* **To do**
Reproduce verbatim the lines below, beginning with the line that contains "day-info: Sunrise: 8:08" and continuing through the line that contains "day-info: Sunrise: 7:52", with both of those lines included.

════════════════════

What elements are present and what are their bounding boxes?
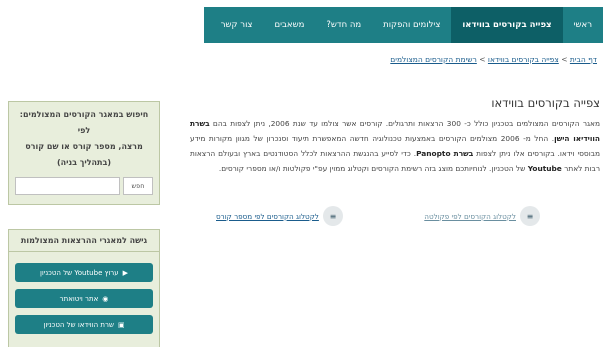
- main-content: צפייה בקורסים בווידאו מאגר הקורסים המצול…: [190, 96, 600, 176]
- youtube-link[interactable]: Youtube: [528, 164, 562, 173]
- breadcrumb-current-link[interactable]: רשימת הקורסים המצולמים: [390, 55, 477, 64]
- intro-line-4c: של הטכניון. לנוחיותכם מוצג בזה רשימת הקו…: [329, 164, 528, 173]
- search-row: חפש: [15, 177, 153, 195]
- list-icon: ≡: [322, 206, 343, 226]
- search-box-title: חיפוש במאגר הקורסים המצולמים: לפי מרצה, …: [15, 107, 153, 171]
- youtube-channel-label: ערוץ Youtube של הטכניון: [39, 268, 119, 277]
- video-server-label: שרת הווידאו של הטכניון: [43, 320, 114, 329]
- nav-item-contact[interactable]: צור קשר: [210, 7, 264, 43]
- video-server-button[interactable]: ▣ שרת הווידאו של הטכניון: [15, 315, 153, 334]
- intro-line-3c: . כדי לסייע בהנגשת ההרצאות לכלל: [300, 149, 417, 158]
- nav-item-productions[interactable]: צילומים והפקות: [372, 7, 451, 43]
- breadcrumb-separator: >: [479, 55, 486, 64]
- intro-line-2c: . החל מ- 2006 מצולמים הקורסים באמצעות טכ…: [266, 134, 555, 143]
- catalog-by-course-link[interactable]: ≡ לקטלוג הקורסים לפי מספר קורס: [216, 206, 343, 226]
- breadcrumb: דף הבית > צפייה בקורסים בווידאו > רשימת …: [390, 55, 597, 64]
- youtube-channel-button[interactable]: ▶ ערוץ Youtube של הטכניון: [15, 263, 153, 282]
- nav-item-video-courses[interactable]: צפייה בקורסים בווידאו: [451, 7, 563, 43]
- youtube-icon: ▶: [122, 268, 129, 277]
- catalog-by-faculty-link[interactable]: ≡ לקטלוג הקורסים לפי פקולטה: [424, 206, 540, 226]
- search-title-line-2: מרצה, מספר קורס או שם קורס: [25, 142, 143, 151]
- breadcrumb-home-link[interactable]: דף הבית: [570, 55, 597, 64]
- lecture-access-box: גישה למאגרי ההרצאות המצולמות ▶ ערוץ Yout…: [8, 229, 160, 347]
- search-button[interactable]: חפש: [123, 177, 153, 195]
- videotheque-site-button[interactable]: ◉ אתר ויטואתר: [15, 289, 153, 308]
- course-search-box: חיפוש במאגר הקורסים המצולמים: לפי מרצה, …: [8, 101, 160, 205]
- nav-item-resources[interactable]: משאבים: [263, 7, 315, 43]
- circle-play-icon: ◉: [102, 294, 109, 303]
- top-header: ראשי צפייה בקורסים בווידאו צילומים והפקו…: [0, 0, 603, 47]
- search-input[interactable]: [15, 177, 120, 195]
- main-navigation: ראשי צפייה בקורסים בווידאו צילומים והפקו…: [204, 7, 603, 43]
- videotheque-site-label: אתר ויטואתר: [59, 294, 99, 303]
- server-icon: ▣: [117, 320, 125, 329]
- panopto-server-link[interactable]: בשרת Panopto: [416, 149, 473, 158]
- access-box-title: גישה למאגרי ההרצאות המצולמות: [9, 230, 159, 252]
- intro-line-5: עפ"י פקולטות ו/או מספרי קורסים.: [218, 164, 328, 173]
- catalog-by-faculty-label: לקטלוג הקורסים לפי פקולטה: [424, 211, 516, 221]
- list-icon: ≡: [520, 206, 540, 226]
- search-title-line-3: (בתהליך בניה): [56, 158, 112, 167]
- search-title-line-1: חיפוש במאגר הקורסים המצולמים: לפי: [19, 110, 149, 135]
- nav-item-home[interactable]: ראשי: [563, 7, 603, 43]
- breadcrumb-separator: >: [561, 55, 568, 64]
- page-title: צפייה בקורסים בווידאו: [491, 96, 600, 110]
- intro-line-1: מאגר הקורסים המצולמים בטכניון כולל כ- 30…: [230, 119, 600, 128]
- intro-line-2a: בהם: [209, 119, 227, 128]
- nav-item-whats-new[interactable]: מה חדש?: [315, 7, 372, 43]
- intro-text: מאגר הקורסים המצולמים בטכניון כולל כ- 30…: [190, 116, 600, 176]
- catalog-by-course-label: לקטלוג הקורסים לפי מספר קורס: [216, 211, 319, 221]
- breadcrumb-section-link[interactable]: צפייה בקורסים בווידאו: [488, 55, 559, 64]
- catalog-links: ≡ לקטלוג הקורסים לפי פקולטה ≡ לקטלוג הקו…: [190, 206, 600, 228]
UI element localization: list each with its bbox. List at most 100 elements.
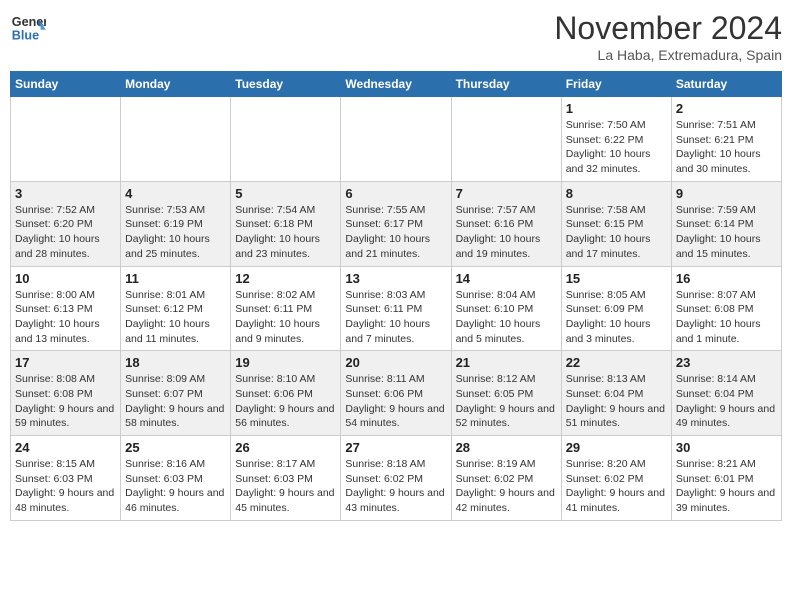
day-info: Sunrise: 8:08 AMSunset: 6:08 PMDaylight:… <box>15 372 116 431</box>
day-of-week-header: Saturday <box>671 72 781 97</box>
day-info: Sunrise: 8:18 AMSunset: 6:02 PMDaylight:… <box>345 457 446 516</box>
calendar-cell: 14 Sunrise: 8:04 AMSunset: 6:10 PMDayligh… <box>451 266 561 351</box>
calendar-cell: 11 Sunrise: 8:01 AMSunset: 6:12 PMDayligh… <box>121 266 231 351</box>
day-info: Sunrise: 8:09 AMSunset: 6:07 PMDaylight:… <box>125 372 226 431</box>
calendar-cell: 20 Sunrise: 8:11 AMSunset: 6:06 PMDayligh… <box>341 351 451 436</box>
day-info: Sunrise: 7:52 AMSunset: 6:20 PMDaylight:… <box>15 203 116 262</box>
day-info: Sunrise: 8:10 AMSunset: 6:06 PMDaylight:… <box>235 372 336 431</box>
calendar-cell: 24Sunrise: 8:15 AMSunset: 6:03 PMDayligh… <box>11 436 121 521</box>
day-number: 1 <box>566 101 667 116</box>
day-of-week-header: Monday <box>121 72 231 97</box>
day-number: 6 <box>345 186 446 201</box>
calendar-cell: 17 Sunrise: 8:08 AMSunset: 6:08 PMDayligh… <box>11 351 121 436</box>
day-info: Sunrise: 8:00 AMSunset: 6:13 PMDaylight:… <box>15 288 116 347</box>
day-info: Sunrise: 7:54 AMSunset: 6:18 PMDaylight:… <box>235 203 336 262</box>
calendar-cell: 30Sunrise: 8:21 AMSunset: 6:01 PMDayligh… <box>671 436 781 521</box>
day-number: 13 <box>345 271 446 286</box>
day-info: Sunrise: 8:12 AMSunset: 6:05 PMDaylight:… <box>456 372 557 431</box>
header: General Blue November 2024 La Haba, Extr… <box>10 10 782 63</box>
day-number: 28 <box>456 440 557 455</box>
calendar-cell: 18Sunrise: 8:09 AMSunset: 6:07 PMDayligh… <box>121 351 231 436</box>
calendar-cell: 9Sunrise: 7:59 AMSunset: 6:14 PMDaylight… <box>671 181 781 266</box>
day-info: Sunrise: 8:01 AMSunset: 6:12 PMDaylight:… <box>125 288 226 347</box>
month-title: November 2024 <box>554 10 782 47</box>
day-info: Sunrise: 7:57 AMSunset: 6:16 PMDaylight:… <box>456 203 557 262</box>
day-info: Sunrise: 8:20 AMSunset: 6:02 PMDaylight:… <box>566 457 667 516</box>
day-of-week-header: Friday <box>561 72 671 97</box>
day-info: Sunrise: 8:11 AMSunset: 6:06 PMDaylight:… <box>345 372 446 431</box>
calendar-week-row: 24Sunrise: 8:15 AMSunset: 6:03 PMDayligh… <box>11 436 782 521</box>
calendar-cell: 28 Sunrise: 8:19 AMSunset: 6:02 PMDayligh… <box>451 436 561 521</box>
day-info: Sunrise: 8:14 AMSunset: 6:04 PMDaylight:… <box>676 372 777 431</box>
calendar-week-row: 10 Sunrise: 8:00 AMSunset: 6:13 PMDayligh… <box>11 266 782 351</box>
day-number: 3 <box>15 186 116 201</box>
day-info: Sunrise: 8:17 AMSunset: 6:03 PMDaylight:… <box>235 457 336 516</box>
calendar-cell: 3 Sunrise: 7:52 AMSunset: 6:20 PMDaylight… <box>11 181 121 266</box>
day-number: 11 <box>125 271 226 286</box>
day-info: Sunrise: 8:16 AMSunset: 6:03 PMDaylight:… <box>125 457 226 516</box>
logo: General Blue <box>10 10 46 46</box>
title-area: November 2024 La Haba, Extremadura, Spai… <box>554 10 782 63</box>
day-of-week-header: Thursday <box>451 72 561 97</box>
calendar-header-row: SundayMondayTuesdayWednesdayThursdayFrid… <box>11 72 782 97</box>
calendar-cell: 16 Sunrise: 8:07 AMSunset: 6:08 PMDayligh… <box>671 266 781 351</box>
svg-text:Blue: Blue <box>12 29 39 43</box>
calendar-cell: 12 Sunrise: 8:02 AMSunset: 6:11 PMDayligh… <box>231 266 341 351</box>
day-number: 30 <box>676 440 777 455</box>
day-info: Sunrise: 7:51 AMSunset: 6:21 PMDaylight:… <box>676 118 777 177</box>
day-number: 14 <box>456 271 557 286</box>
calendar-cell: 7 Sunrise: 7:57 AMSunset: 6:16 PMDaylight… <box>451 181 561 266</box>
day-info: Sunrise: 8:07 AMSunset: 6:08 PMDaylight:… <box>676 288 777 347</box>
calendar-week-row: 3 Sunrise: 7:52 AMSunset: 6:20 PMDaylight… <box>11 181 782 266</box>
calendar-cell: 29 Sunrise: 8:20 AMSunset: 6:02 PMDayligh… <box>561 436 671 521</box>
day-info: Sunrise: 7:53 AMSunset: 6:19 PMDaylight:… <box>125 203 226 262</box>
calendar-cell: 15 Sunrise: 8:05 AMSunset: 6:09 PMDayligh… <box>561 266 671 351</box>
calendar-cell: 13Sunrise: 8:03 AMSunset: 6:11 PMDayligh… <box>341 266 451 351</box>
calendar: SundayMondayTuesdayWednesdayThursdayFrid… <box>10 71 782 521</box>
day-of-week-header: Tuesday <box>231 72 341 97</box>
day-number: 7 <box>456 186 557 201</box>
day-info: Sunrise: 8:19 AMSunset: 6:02 PMDaylight:… <box>456 457 557 516</box>
day-number: 2 <box>676 101 777 116</box>
day-number: 25 <box>125 440 226 455</box>
calendar-cell: 2 Sunrise: 7:51 AMSunset: 6:21 PMDaylight… <box>671 97 781 182</box>
day-number: 9 <box>676 186 777 201</box>
calendar-week-row: 17 Sunrise: 8:08 AMSunset: 6:08 PMDayligh… <box>11 351 782 436</box>
day-number: 19 <box>235 355 336 370</box>
location: La Haba, Extremadura, Spain <box>554 47 782 63</box>
calendar-cell <box>231 97 341 182</box>
day-number: 16 <box>676 271 777 286</box>
calendar-cell: 5 Sunrise: 7:54 AMSunset: 6:18 PMDaylight… <box>231 181 341 266</box>
calendar-cell: 23 Sunrise: 8:14 AMSunset: 6:04 PMDayligh… <box>671 351 781 436</box>
calendar-cell: 8 Sunrise: 7:58 AMSunset: 6:15 PMDaylight… <box>561 181 671 266</box>
calendar-cell <box>121 97 231 182</box>
day-info: Sunrise: 8:15 AMSunset: 6:03 PMDaylight:… <box>15 457 116 516</box>
day-number: 20 <box>345 355 446 370</box>
day-number: 22 <box>566 355 667 370</box>
calendar-cell <box>341 97 451 182</box>
day-of-week-header: Wednesday <box>341 72 451 97</box>
day-number: 4 <box>125 186 226 201</box>
calendar-cell: 19 Sunrise: 8:10 AMSunset: 6:06 PMDayligh… <box>231 351 341 436</box>
calendar-cell <box>11 97 121 182</box>
calendar-cell: 6Sunrise: 7:55 AMSunset: 6:17 PMDaylight… <box>341 181 451 266</box>
day-number: 29 <box>566 440 667 455</box>
day-info: Sunrise: 8:04 AMSunset: 6:10 PMDaylight:… <box>456 288 557 347</box>
day-number: 5 <box>235 186 336 201</box>
day-number: 27 <box>345 440 446 455</box>
day-of-week-header: Sunday <box>11 72 121 97</box>
day-info: Sunrise: 8:02 AMSunset: 6:11 PMDaylight:… <box>235 288 336 347</box>
day-number: 15 <box>566 271 667 286</box>
day-info: Sunrise: 7:58 AMSunset: 6:15 PMDaylight:… <box>566 203 667 262</box>
day-number: 10 <box>15 271 116 286</box>
day-number: 21 <box>456 355 557 370</box>
day-number: 23 <box>676 355 777 370</box>
day-info: Sunrise: 8:13 AMSunset: 6:04 PMDaylight:… <box>566 372 667 431</box>
calendar-cell: 26Sunrise: 8:17 AMSunset: 6:03 PMDayligh… <box>231 436 341 521</box>
calendar-cell: 21 Sunrise: 8:12 AMSunset: 6:05 PMDayligh… <box>451 351 561 436</box>
calendar-cell: 25 Sunrise: 8:16 AMSunset: 6:03 PMDayligh… <box>121 436 231 521</box>
day-number: 17 <box>15 355 116 370</box>
day-info: Sunrise: 8:05 AMSunset: 6:09 PMDaylight:… <box>566 288 667 347</box>
day-number: 12 <box>235 271 336 286</box>
day-number: 8 <box>566 186 667 201</box>
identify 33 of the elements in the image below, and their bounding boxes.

════════════════════

* **Solved exercise**
day-info: Sunrise: 8:08 AMSunset: 6:08 PMDaylight:… <box>15 372 116 431</box>
day-of-week-header: Saturday <box>671 72 781 97</box>
day-info: Sunrise: 8:18 AMSunset: 6:02 PMDaylight:… <box>345 457 446 516</box>
calendar-cell: 14 Sunrise: 8:04 AMSunset: 6:10 PMDayligh… <box>451 266 561 351</box>
calendar-cell: 11 Sunrise: 8:01 AMSunset: 6:12 PMDayligh… <box>121 266 231 351</box>
day-info: Sunrise: 8:09 AMSunset: 6:07 PMDaylight:… <box>125 372 226 431</box>
calendar-cell: 20 Sunrise: 8:11 AMSunset: 6:06 PMDayligh… <box>341 351 451 436</box>
day-info: Sunrise: 7:52 AMSunset: 6:20 PMDaylight:… <box>15 203 116 262</box>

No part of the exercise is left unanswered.